[Dataset records on visual material]
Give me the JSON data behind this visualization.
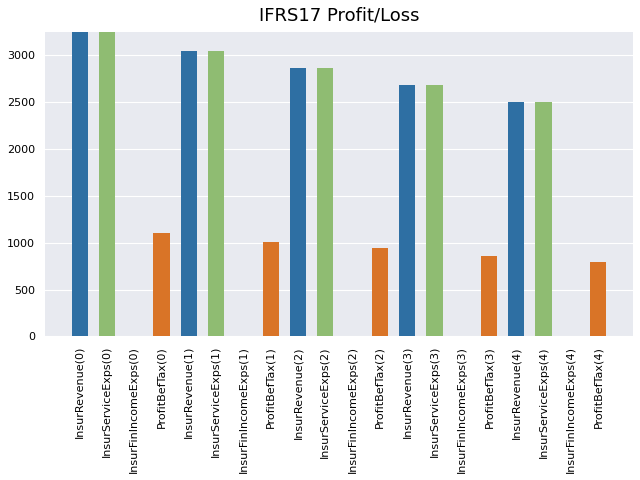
{
  "title": "IFRS17 Profit/Loss",
  "categories": [
    "InsurRevenue(0)",
    "InsurServiceExps(0)",
    "InsurFinIncomeExps(0)",
    "ProfitBefTax(0)",
    "InsurRevenue(1)",
    "InsurServiceExps(1)",
    "InsurFinIncomeExps(1)",
    "ProfitBefTax(1)",
    "InsurRevenue(2)",
    "InsurServiceExps(2)",
    "InsurFinIncomeExps(2)",
    "ProfitBefTax(2)",
    "InsurRevenue(3)",
    "InsurServiceExps(3)",
    "InsurFinIncomeExps(3)",
    "ProfitBefTax(3)",
    "InsurRevenue(4)",
    "InsurServiceExps(4)",
    "InsurFinIncomeExps(4)",
    "ProfitBefTax(4)"
  ],
  "values": [
    3250,
    3250,
    0,
    1100,
    3050,
    3050,
    0,
    1010,
    2870,
    2870,
    0,
    940,
    2680,
    2680,
    0,
    860,
    2500,
    2500,
    0,
    790
  ],
  "colors": [
    "#2e6fa3",
    "#8fbc72",
    "#2e6fa3",
    "#d97427",
    "#2e6fa3",
    "#8fbc72",
    "#2e6fa3",
    "#d97427",
    "#2e6fa3",
    "#8fbc72",
    "#2e6fa3",
    "#d97427",
    "#2e6fa3",
    "#8fbc72",
    "#2e6fa3",
    "#d97427",
    "#2e6fa3",
    "#8fbc72",
    "#2e6fa3",
    "#d97427"
  ],
  "ax_background_color": "#e8eaf0",
  "fig_background_color": "#ffffff",
  "ylim": [
    0,
    3250
  ],
  "yticks": [
    0,
    500,
    1000,
    1500,
    2000,
    2500,
    3000
  ],
  "title_fontsize": 13,
  "tick_fontsize": 8,
  "bar_width": 0.6
}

▶ Goal of the exercise
Restate the full listing verbatim and drop every picture.

▶ The solution
Give me the JSON data behind this visualization.
{
  "title": "IFRS17 Profit/Loss",
  "categories": [
    "InsurRevenue(0)",
    "InsurServiceExps(0)",
    "InsurFinIncomeExps(0)",
    "ProfitBefTax(0)",
    "InsurRevenue(1)",
    "InsurServiceExps(1)",
    "InsurFinIncomeExps(1)",
    "ProfitBefTax(1)",
    "InsurRevenue(2)",
    "InsurServiceExps(2)",
    "InsurFinIncomeExps(2)",
    "ProfitBefTax(2)",
    "InsurRevenue(3)",
    "InsurServiceExps(3)",
    "InsurFinIncomeExps(3)",
    "ProfitBefTax(3)",
    "InsurRevenue(4)",
    "InsurServiceExps(4)",
    "InsurFinIncomeExps(4)",
    "ProfitBefTax(4)"
  ],
  "values": [
    3250,
    3250,
    0,
    1100,
    3050,
    3050,
    0,
    1010,
    2870,
    2870,
    0,
    940,
    2680,
    2680,
    0,
    860,
    2500,
    2500,
    0,
    790
  ],
  "colors": [
    "#2e6fa3",
    "#8fbc72",
    "#2e6fa3",
    "#d97427",
    "#2e6fa3",
    "#8fbc72",
    "#2e6fa3",
    "#d97427",
    "#2e6fa3",
    "#8fbc72",
    "#2e6fa3",
    "#d97427",
    "#2e6fa3",
    "#8fbc72",
    "#2e6fa3",
    "#d97427",
    "#2e6fa3",
    "#8fbc72",
    "#2e6fa3",
    "#d97427"
  ],
  "ax_background_color": "#e8eaf0",
  "fig_background_color": "#ffffff",
  "ylim": [
    0,
    3250
  ],
  "yticks": [
    0,
    500,
    1000,
    1500,
    2000,
    2500,
    3000
  ],
  "title_fontsize": 13,
  "tick_fontsize": 8,
  "bar_width": 0.6
}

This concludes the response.